* _Directive_
Will you write out all the entries below exactly?
* Start Data to process *
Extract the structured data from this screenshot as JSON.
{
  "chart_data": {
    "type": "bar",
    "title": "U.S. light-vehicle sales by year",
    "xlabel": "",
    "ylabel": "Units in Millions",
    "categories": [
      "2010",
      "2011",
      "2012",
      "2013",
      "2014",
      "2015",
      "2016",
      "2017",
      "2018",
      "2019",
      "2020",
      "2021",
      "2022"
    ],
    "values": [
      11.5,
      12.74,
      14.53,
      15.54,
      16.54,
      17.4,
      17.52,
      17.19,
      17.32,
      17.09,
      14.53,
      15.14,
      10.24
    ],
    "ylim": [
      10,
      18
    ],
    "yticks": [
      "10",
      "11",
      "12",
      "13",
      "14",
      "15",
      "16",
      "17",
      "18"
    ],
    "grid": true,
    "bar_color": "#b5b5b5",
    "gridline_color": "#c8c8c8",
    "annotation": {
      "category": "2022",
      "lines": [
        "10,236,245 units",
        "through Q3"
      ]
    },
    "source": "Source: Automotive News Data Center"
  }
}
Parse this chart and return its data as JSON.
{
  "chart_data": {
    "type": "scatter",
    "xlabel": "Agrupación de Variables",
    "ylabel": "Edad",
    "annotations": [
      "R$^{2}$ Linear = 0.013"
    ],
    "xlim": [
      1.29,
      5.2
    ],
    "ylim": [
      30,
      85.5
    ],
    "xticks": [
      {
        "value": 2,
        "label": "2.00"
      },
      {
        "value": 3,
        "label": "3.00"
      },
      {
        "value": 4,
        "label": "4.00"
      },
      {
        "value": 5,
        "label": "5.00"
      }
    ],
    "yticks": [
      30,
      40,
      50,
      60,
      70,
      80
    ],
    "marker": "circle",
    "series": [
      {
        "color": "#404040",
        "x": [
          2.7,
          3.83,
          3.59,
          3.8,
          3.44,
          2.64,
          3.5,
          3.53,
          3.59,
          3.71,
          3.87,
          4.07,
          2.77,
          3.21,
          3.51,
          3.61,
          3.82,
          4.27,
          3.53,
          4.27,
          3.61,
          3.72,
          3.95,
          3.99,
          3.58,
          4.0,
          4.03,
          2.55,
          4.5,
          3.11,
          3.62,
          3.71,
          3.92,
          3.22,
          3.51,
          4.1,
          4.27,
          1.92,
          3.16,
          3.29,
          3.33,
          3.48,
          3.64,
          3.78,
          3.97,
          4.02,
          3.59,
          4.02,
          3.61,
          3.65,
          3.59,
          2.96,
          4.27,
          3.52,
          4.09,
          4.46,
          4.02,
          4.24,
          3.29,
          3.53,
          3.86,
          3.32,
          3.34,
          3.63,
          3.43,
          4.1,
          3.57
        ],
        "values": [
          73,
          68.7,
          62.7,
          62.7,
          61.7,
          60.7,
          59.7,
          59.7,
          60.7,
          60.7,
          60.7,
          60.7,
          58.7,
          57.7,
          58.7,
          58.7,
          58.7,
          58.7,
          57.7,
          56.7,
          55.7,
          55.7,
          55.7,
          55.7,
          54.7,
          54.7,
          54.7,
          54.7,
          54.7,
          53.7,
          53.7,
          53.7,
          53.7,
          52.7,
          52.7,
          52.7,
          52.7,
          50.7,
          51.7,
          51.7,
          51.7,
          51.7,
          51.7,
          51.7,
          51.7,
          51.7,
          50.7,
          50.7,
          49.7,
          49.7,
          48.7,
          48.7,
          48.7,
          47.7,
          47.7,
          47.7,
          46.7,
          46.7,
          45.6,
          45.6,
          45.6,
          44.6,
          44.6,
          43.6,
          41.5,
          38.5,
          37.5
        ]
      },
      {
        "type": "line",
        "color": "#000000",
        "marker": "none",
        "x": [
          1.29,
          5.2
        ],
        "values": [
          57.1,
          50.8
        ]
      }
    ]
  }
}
* End Data to process *
* _Final result_
Extract the structured data from this screenshot as JSON.
{
  "chart_data": {
    "type": "bar",
    "title": "U.S. light-vehicle sales by year",
    "xlabel": "",
    "ylabel": "Units in Millions",
    "categories": [
      "2010",
      "2011",
      "2012",
      "2013",
      "2014",
      "2015",
      "2016",
      "2017",
      "2018",
      "2019",
      "2020",
      "2021",
      "2022"
    ],
    "values": [
      11.5,
      12.74,
      14.53,
      15.54,
      16.54,
      17.4,
      17.52,
      17.19,
      17.32,
      17.09,
      14.53,
      15.14,
      10.24
    ],
    "ylim": [
      10,
      18
    ],
    "yticks": [
      "10",
      "11",
      "12",
      "13",
      "14",
      "15",
      "16",
      "17",
      "18"
    ],
    "grid": true,
    "bar_color": "#b5b5b5",
    "gridline_color": "#c8c8c8",
    "annotation": {
      "category": "2022",
      "lines": [
        "10,236,245 units",
        "through Q3"
      ]
    },
    "source": "Source: Automotive News Data Center"
  }
}
Parse this chart and return its data as JSON.
{
  "chart_data": {
    "type": "scatter",
    "xlabel": "Agrupación de Variables",
    "ylabel": "Edad",
    "annotations": [
      "R$^{2}$ Linear = 0.013"
    ],
    "xlim": [
      1.29,
      5.2
    ],
    "ylim": [
      30,
      85.5
    ],
    "xticks": [
      {
        "value": 2,
        "label": "2.00"
      },
      {
        "value": 3,
        "label": "3.00"
      },
      {
        "value": 4,
        "label": "4.00"
      },
      {
        "value": 5,
        "label": "5.00"
      }
    ],
    "yticks": [
      30,
      40,
      50,
      60,
      70,
      80
    ],
    "marker": "circle",
    "series": [
      {
        "color": "#404040",
        "x": [
          2.7,
          3.83,
          3.59,
          3.8,
          3.44,
          2.64,
          3.5,
          3.53,
          3.59,
          3.71,
          3.87,
          4.07,
          2.77,
          3.21,
          3.51,
          3.61,
          3.82,
          4.27,
          3.53,
          4.27,
          3.61,
          3.72,
          3.95,
          3.99,
          3.58,
          4.0,
          4.03,
          2.55,
          4.5,
          3.11,
          3.62,
          3.71,
          3.92,
          3.22,
          3.51,
          4.1,
          4.27,
          1.92,
          3.16,
          3.29,
          3.33,
          3.48,
          3.64,
          3.78,
          3.97,
          4.02,
          3.59,
          4.02,
          3.61,
          3.65,
          3.59,
          2.96,
          4.27,
          3.52,
          4.09,
          4.46,
          4.02,
          4.24,
          3.29,
          3.53,
          3.86,
          3.32,
          3.34,
          3.63,
          3.43,
          4.1,
          3.57
        ],
        "values": [
          73,
          68.7,
          62.7,
          62.7,
          61.7,
          60.7,
          59.7,
          59.7,
          60.7,
          60.7,
          60.7,
          60.7,
          58.7,
          57.7,
          58.7,
          58.7,
          58.7,
          58.7,
          57.7,
          56.7,
          55.7,
          55.7,
          55.7,
          55.7,
          54.7,
          54.7,
          54.7,
          54.7,
          54.7,
          53.7,
          53.7,
          53.7,
          53.7,
          52.7,
          52.7,
          52.7,
          52.7,
          50.7,
          51.7,
          51.7,
          51.7,
          51.7,
          51.7,
          51.7,
          51.7,
          51.7,
          50.7,
          50.7,
          49.7,
          49.7,
          48.7,
          48.7,
          48.7,
          47.7,
          47.7,
          47.7,
          46.7,
          46.7,
          45.6,
          45.6,
          45.6,
          44.6,
          44.6,
          43.6,
          41.5,
          38.5,
          37.5
        ]
      },
      {
        "type": "line",
        "color": "#000000",
        "marker": "none",
        "x": [
          1.29,
          5.2
        ],
        "values": [
          57.1,
          50.8
        ]
      }
    ]
  }
}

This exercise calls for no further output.